## Given problem
Print every line of the listing exactly, please.

⟨

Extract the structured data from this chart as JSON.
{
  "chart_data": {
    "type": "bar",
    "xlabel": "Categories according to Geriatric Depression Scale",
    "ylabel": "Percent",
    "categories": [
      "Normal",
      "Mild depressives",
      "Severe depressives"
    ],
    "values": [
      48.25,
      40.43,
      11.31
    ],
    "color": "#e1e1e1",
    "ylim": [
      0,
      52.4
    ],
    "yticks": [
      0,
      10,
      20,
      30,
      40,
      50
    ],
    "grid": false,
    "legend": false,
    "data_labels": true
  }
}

⟩

## In response
Extract the structured data from this chart as JSON.
{
  "chart_data": {
    "type": "bar",
    "xlabel": "Categories according to Geriatric Depression Scale",
    "ylabel": "Percent",
    "categories": [
      "Normal",
      "Mild depressives",
      "Severe depressives"
    ],
    "values": [
      48.25,
      40.43,
      11.31
    ],
    "color": "#e1e1e1",
    "ylim": [
      0,
      52.4
    ],
    "yticks": [
      0,
      10,
      20,
      30,
      40,
      50
    ],
    "grid": false,
    "legend": false,
    "data_labels": true
  }
}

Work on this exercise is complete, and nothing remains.